__To be done__. Copy each line that contains the word "values".
________
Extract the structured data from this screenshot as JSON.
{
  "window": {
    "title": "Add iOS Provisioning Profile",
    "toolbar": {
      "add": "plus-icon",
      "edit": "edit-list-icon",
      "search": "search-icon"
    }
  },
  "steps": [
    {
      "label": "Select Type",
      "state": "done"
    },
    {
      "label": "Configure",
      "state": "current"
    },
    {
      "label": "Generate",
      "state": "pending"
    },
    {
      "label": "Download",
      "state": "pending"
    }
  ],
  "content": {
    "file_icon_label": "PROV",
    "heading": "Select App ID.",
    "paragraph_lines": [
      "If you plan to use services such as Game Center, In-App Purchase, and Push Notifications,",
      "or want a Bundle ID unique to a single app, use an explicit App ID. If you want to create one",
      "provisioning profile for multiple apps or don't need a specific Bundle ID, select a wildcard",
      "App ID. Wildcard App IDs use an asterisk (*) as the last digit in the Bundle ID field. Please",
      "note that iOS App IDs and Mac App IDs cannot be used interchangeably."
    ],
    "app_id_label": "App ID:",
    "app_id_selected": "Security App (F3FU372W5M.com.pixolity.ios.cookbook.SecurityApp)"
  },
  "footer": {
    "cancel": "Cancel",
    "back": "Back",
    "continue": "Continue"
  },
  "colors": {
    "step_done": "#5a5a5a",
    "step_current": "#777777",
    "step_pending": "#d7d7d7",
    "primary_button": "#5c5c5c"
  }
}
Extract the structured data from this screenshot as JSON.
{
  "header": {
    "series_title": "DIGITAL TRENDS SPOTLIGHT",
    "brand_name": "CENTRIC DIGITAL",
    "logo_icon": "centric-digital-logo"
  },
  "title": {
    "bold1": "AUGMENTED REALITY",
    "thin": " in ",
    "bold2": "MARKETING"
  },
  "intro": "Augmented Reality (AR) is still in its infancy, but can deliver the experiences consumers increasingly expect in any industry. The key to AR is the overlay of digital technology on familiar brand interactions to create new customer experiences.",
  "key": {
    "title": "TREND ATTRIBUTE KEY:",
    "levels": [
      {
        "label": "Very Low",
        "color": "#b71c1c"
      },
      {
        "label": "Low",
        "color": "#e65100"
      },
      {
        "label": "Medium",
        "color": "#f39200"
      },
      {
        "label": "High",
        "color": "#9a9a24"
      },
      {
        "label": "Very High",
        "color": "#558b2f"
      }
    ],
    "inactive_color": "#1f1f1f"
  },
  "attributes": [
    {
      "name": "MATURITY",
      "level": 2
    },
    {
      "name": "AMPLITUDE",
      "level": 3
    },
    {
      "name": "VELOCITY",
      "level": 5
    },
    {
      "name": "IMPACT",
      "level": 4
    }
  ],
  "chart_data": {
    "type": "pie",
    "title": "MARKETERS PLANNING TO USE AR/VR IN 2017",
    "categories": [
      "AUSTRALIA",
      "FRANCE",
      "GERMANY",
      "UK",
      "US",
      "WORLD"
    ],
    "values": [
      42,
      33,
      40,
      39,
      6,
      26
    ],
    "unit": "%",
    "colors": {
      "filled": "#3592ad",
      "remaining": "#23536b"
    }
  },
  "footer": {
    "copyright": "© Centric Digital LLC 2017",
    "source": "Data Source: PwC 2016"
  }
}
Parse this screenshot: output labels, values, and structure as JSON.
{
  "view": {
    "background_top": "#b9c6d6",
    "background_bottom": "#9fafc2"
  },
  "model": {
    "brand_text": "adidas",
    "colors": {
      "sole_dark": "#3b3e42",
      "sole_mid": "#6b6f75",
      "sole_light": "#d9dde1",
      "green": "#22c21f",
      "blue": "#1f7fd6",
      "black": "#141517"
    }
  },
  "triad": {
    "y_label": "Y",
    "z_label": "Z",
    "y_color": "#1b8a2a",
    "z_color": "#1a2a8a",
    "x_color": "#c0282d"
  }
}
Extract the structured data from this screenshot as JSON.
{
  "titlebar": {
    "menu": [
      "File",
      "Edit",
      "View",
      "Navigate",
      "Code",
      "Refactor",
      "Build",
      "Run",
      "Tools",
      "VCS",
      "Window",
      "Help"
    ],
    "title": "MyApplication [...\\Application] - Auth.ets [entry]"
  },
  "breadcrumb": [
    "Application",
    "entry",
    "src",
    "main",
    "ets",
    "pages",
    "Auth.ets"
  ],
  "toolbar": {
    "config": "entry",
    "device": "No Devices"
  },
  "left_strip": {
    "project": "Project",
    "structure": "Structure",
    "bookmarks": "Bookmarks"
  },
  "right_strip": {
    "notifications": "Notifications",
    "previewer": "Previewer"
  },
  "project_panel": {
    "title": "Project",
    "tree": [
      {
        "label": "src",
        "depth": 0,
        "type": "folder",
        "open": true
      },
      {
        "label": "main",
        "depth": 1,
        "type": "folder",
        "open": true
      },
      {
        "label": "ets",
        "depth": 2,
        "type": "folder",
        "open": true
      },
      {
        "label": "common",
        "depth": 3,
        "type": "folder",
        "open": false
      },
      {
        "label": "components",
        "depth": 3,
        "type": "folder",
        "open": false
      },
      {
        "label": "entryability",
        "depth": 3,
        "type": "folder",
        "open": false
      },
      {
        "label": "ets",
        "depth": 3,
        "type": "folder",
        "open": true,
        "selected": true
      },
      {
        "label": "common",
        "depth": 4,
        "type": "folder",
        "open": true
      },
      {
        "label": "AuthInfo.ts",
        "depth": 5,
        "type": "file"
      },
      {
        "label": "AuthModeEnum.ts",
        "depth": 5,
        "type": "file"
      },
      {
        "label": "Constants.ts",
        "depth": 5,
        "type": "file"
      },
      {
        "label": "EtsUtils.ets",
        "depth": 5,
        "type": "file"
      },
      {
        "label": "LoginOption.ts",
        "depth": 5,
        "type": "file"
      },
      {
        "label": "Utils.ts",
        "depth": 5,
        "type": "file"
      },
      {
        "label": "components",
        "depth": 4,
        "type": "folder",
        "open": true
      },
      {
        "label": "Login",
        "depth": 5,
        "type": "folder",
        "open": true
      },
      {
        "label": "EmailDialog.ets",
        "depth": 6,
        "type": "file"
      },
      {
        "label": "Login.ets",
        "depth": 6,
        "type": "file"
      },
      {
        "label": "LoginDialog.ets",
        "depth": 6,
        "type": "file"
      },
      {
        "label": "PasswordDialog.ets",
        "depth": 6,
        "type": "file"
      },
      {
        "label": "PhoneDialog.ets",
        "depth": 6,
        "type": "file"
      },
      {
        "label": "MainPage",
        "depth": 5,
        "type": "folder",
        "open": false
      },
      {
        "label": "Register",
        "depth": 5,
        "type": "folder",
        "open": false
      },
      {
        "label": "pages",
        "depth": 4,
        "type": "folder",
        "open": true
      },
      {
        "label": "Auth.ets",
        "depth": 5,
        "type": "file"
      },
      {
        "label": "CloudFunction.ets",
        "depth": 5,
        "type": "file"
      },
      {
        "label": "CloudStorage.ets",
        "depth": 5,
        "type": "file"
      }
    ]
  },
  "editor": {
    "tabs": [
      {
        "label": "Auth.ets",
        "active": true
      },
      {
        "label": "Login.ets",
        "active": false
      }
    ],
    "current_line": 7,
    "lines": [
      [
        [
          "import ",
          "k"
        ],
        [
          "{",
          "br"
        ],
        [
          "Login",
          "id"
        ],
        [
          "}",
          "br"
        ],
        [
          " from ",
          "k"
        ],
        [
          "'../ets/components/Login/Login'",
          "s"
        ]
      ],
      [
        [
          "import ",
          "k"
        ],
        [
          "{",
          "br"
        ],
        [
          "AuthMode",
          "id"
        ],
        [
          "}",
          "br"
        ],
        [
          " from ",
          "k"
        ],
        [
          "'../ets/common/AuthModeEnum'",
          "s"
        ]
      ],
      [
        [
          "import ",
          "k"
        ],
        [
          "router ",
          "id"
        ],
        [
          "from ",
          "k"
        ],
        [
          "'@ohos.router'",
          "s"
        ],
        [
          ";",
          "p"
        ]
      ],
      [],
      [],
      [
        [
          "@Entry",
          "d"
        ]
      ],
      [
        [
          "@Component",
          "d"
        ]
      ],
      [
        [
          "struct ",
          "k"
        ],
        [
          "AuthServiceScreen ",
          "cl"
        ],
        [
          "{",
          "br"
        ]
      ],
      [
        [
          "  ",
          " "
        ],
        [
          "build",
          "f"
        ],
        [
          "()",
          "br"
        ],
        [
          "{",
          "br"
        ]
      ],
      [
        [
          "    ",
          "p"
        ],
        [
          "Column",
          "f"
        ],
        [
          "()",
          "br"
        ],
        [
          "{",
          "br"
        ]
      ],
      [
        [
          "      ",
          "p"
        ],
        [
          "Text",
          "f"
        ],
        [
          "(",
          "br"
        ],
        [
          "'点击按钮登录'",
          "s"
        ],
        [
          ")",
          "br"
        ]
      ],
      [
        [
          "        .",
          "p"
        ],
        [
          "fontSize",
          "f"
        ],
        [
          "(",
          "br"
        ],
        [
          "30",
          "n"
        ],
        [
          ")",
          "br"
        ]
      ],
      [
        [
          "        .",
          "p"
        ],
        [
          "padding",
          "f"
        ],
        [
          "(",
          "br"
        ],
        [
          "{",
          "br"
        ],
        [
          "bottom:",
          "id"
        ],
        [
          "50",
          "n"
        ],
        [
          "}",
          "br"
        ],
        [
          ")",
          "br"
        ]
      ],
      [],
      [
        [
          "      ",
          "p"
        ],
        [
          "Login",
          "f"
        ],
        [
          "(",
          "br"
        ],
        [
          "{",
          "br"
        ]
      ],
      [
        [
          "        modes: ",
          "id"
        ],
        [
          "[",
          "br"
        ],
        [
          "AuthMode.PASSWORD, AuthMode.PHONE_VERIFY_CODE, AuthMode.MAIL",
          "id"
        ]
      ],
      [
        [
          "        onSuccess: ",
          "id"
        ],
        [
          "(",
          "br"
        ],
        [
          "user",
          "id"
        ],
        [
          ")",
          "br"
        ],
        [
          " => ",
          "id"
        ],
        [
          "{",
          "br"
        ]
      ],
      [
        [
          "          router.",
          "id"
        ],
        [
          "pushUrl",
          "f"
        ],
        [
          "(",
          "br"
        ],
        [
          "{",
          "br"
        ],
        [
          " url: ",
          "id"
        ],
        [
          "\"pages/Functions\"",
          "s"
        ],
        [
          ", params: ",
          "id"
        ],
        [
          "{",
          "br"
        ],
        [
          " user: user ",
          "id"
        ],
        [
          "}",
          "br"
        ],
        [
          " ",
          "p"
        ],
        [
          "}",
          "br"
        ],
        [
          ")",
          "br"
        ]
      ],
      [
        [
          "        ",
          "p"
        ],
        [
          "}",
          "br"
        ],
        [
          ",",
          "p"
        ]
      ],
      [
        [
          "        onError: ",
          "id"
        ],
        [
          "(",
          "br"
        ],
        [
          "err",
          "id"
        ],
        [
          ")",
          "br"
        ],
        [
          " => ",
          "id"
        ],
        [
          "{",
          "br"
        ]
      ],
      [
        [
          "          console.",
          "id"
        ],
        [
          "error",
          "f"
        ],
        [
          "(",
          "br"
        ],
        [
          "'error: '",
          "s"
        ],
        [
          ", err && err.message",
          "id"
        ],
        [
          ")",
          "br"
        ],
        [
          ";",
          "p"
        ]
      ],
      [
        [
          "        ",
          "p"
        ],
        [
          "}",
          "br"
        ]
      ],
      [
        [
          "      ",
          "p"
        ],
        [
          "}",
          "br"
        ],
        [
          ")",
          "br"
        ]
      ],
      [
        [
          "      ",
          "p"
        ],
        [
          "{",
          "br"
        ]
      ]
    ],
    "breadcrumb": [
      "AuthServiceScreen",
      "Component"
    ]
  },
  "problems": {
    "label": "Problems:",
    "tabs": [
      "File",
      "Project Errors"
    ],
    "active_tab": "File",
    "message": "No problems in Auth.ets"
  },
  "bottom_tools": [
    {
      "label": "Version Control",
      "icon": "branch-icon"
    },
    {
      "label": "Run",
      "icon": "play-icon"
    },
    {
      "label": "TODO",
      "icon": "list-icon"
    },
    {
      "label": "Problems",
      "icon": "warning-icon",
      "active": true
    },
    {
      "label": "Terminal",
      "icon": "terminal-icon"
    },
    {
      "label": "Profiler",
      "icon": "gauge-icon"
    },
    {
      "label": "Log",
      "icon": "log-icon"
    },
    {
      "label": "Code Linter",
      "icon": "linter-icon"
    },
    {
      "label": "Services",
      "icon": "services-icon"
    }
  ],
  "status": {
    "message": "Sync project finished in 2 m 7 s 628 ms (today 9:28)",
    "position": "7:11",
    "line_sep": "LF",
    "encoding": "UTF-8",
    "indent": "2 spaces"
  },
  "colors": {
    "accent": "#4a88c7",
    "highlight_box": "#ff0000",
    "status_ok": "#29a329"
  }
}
________
__Worked answer__.
    "values": [
Parse this screenshot: output labels, values, and structure as JSON.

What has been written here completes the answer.